◆ What is asked:
Print the entire listing. Each line must match the original exactly.

◆ Data listing:
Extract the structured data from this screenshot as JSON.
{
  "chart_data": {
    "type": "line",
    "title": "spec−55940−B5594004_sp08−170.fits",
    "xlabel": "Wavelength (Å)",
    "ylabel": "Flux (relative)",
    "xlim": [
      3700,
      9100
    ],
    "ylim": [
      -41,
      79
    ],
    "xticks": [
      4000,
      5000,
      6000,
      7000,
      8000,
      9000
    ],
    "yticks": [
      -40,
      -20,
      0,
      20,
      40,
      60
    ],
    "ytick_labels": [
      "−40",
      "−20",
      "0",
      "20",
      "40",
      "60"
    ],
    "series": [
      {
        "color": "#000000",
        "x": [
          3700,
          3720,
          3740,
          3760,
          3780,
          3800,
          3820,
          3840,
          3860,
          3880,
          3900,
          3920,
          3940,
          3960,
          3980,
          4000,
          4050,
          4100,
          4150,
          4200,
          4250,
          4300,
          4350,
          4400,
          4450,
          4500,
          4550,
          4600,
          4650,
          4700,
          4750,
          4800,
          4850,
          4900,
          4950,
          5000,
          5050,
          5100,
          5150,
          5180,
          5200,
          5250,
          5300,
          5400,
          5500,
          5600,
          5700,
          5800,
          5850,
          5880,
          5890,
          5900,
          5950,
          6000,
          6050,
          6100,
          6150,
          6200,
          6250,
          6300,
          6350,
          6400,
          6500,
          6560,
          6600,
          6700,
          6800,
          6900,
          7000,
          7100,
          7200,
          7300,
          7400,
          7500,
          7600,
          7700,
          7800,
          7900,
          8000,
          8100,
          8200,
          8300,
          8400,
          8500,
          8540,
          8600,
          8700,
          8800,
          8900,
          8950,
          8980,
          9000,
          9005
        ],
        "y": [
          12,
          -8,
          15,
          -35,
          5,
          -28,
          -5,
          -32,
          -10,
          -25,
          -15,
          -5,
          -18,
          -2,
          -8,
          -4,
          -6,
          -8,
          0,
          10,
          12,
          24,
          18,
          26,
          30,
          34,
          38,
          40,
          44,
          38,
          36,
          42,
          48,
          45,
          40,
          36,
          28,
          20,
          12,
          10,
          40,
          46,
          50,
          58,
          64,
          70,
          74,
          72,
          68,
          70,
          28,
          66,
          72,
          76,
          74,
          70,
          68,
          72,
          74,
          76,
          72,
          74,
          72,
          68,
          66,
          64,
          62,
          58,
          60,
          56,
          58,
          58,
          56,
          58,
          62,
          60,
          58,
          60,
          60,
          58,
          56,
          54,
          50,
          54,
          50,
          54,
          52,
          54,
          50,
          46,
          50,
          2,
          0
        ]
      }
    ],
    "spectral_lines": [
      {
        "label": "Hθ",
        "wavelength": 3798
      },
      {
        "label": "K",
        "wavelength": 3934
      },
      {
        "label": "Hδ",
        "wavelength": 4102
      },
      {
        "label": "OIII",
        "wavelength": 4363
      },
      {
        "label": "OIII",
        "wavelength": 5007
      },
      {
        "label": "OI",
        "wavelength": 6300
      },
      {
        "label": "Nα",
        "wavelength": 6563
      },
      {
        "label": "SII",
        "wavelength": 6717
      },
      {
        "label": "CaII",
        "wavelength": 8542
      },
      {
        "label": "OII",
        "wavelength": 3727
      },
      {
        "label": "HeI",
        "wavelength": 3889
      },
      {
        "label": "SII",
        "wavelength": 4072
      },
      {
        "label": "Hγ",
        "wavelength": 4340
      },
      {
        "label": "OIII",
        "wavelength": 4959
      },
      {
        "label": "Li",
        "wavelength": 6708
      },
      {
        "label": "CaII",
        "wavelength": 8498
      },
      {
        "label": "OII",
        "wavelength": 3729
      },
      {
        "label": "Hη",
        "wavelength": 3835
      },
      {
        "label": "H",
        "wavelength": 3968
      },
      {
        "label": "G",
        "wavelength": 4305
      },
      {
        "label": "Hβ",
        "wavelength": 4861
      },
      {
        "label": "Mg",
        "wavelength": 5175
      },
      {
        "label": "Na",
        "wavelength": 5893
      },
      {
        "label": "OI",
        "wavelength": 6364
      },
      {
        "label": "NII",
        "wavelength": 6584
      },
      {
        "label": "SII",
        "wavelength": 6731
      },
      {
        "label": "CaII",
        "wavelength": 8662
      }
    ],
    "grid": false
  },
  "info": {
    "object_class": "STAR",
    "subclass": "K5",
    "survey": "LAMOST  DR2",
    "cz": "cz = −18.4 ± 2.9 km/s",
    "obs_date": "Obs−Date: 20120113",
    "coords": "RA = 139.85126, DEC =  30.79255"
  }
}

◆ Complete output:
Extract the structured data from this screenshot as JSON.
{
  "chart_data": {
    "type": "line",
    "title": "spec−55940−B5594004_sp08−170.fits",
    "xlabel": "Wavelength (Å)",
    "ylabel": "Flux (relative)",
    "xlim": [
      3700,
      9100
    ],
    "ylim": [
      -41,
      79
    ],
    "xticks": [
      4000,
      5000,
      6000,
      7000,
      8000,
      9000
    ],
    "yticks": [
      -40,
      -20,
      0,
      20,
      40,
      60
    ],
    "ytick_labels": [
      "−40",
      "−20",
      "0",
      "20",
      "40",
      "60"
    ],
    "series": [
      {
        "color": "#000000",
        "x": [
          3700,
          3720,
          3740,
          3760,
          3780,
          3800,
          3820,
          3840,
          3860,
          3880,
          3900,
          3920,
          3940,
          3960,
          3980,
          4000,
          4050,
          4100,
          4150,
          4200,
          4250,
          4300,
          4350,
          4400,
          4450,
          4500,
          4550,
          4600,
          4650,
          4700,
          4750,
          4800,
          4850,
          4900,
          4950,
          5000,
          5050,
          5100,
          5150,
          5180,
          5200,
          5250,
          5300,
          5400,
          5500,
          5600,
          5700,
          5800,
          5850,
          5880,
          5890,
          5900,
          5950,
          6000,
          6050,
          6100,
          6150,
          6200,
          6250,
          6300,
          6350,
          6400,
          6500,
          6560,
          6600,
          6700,
          6800,
          6900,
          7000,
          7100,
          7200,
          7300,
          7400,
          7500,
          7600,
          7700,
          7800,
          7900,
          8000,
          8100,
          8200,
          8300,
          8400,
          8500,
          8540,
          8600,
          8700,
          8800,
          8900,
          8950,
          8980,
          9000,
          9005
        ],
        "y": [
          12,
          -8,
          15,
          -35,
          5,
          -28,
          -5,
          -32,
          -10,
          -25,
          -15,
          -5,
          -18,
          -2,
          -8,
          -4,
          -6,
          -8,
          0,
          10,
          12,
          24,
          18,
          26,
          30,
          34,
          38,
          40,
          44,
          38,
          36,
          42,
          48,
          45,
          40,
          36,
          28,
          20,
          12,
          10,
          40,
          46,
          50,
          58,
          64,
          70,
          74,
          72,
          68,
          70,
          28,
          66,
          72,
          76,
          74,
          70,
          68,
          72,
          74,
          76,
          72,
          74,
          72,
          68,
          66,
          64,
          62,
          58,
          60,
          56,
          58,
          58,
          56,
          58,
          62,
          60,
          58,
          60,
          60,
          58,
          56,
          54,
          50,
          54,
          50,
          54,
          52,
          54,
          50,
          46,
          50,
          2,
          0
        ]
      }
    ],
    "spectral_lines": [
      {
        "label": "Hθ",
        "wavelength": 3798
      },
      {
        "label": "K",
        "wavelength": 3934
      },
      {
        "label": "Hδ",
        "wavelength": 4102
      },
      {
        "label": "OIII",
        "wavelength": 4363
      },
      {
        "label": "OIII",
        "wavelength": 5007
      },
      {
        "label": "OI",
        "wavelength": 6300
      },
      {
        "label": "Nα",
        "wavelength": 6563
      },
      {
        "label": "SII",
        "wavelength": 6717
      },
      {
        "label": "CaII",
        "wavelength": 8542
      },
      {
        "label": "OII",
        "wavelength": 3727
      },
      {
        "label": "HeI",
        "wavelength": 3889
      },
      {
        "label": "SII",
        "wavelength": 4072
      },
      {
        "label": "Hγ",
        "wavelength": 4340
      },
      {
        "label": "OIII",
        "wavelength": 4959
      },
      {
        "label": "Li",
        "wavelength": 6708
      },
      {
        "label": "CaII",
        "wavelength": 8498
      },
      {
        "label": "OII",
        "wavelength": 3729
      },
      {
        "label": "Hη",
        "wavelength": 3835
      },
      {
        "label": "H",
        "wavelength": 3968
      },
      {
        "label": "G",
        "wavelength": 4305
      },
      {
        "label": "Hβ",
        "wavelength": 4861
      },
      {
        "label": "Mg",
        "wavelength": 5175
      },
      {
        "label": "Na",
        "wavelength": 5893
      },
      {
        "label": "OI",
        "wavelength": 6364
      },
      {
        "label": "NII",
        "wavelength": 6584
      },
      {
        "label": "SII",
        "wavelength": 6731
      },
      {
        "label": "CaII",
        "wavelength": 8662
      }
    ],
    "grid": false
  },
  "info": {
    "object_class": "STAR",
    "subclass": "K5",
    "survey": "LAMOST  DR2",
    "cz": "cz = −18.4 ± 2.9 km/s",
    "obs_date": "Obs−Date: 20120113",
    "coords": "RA = 139.85126, DEC =  30.79255"
  }
}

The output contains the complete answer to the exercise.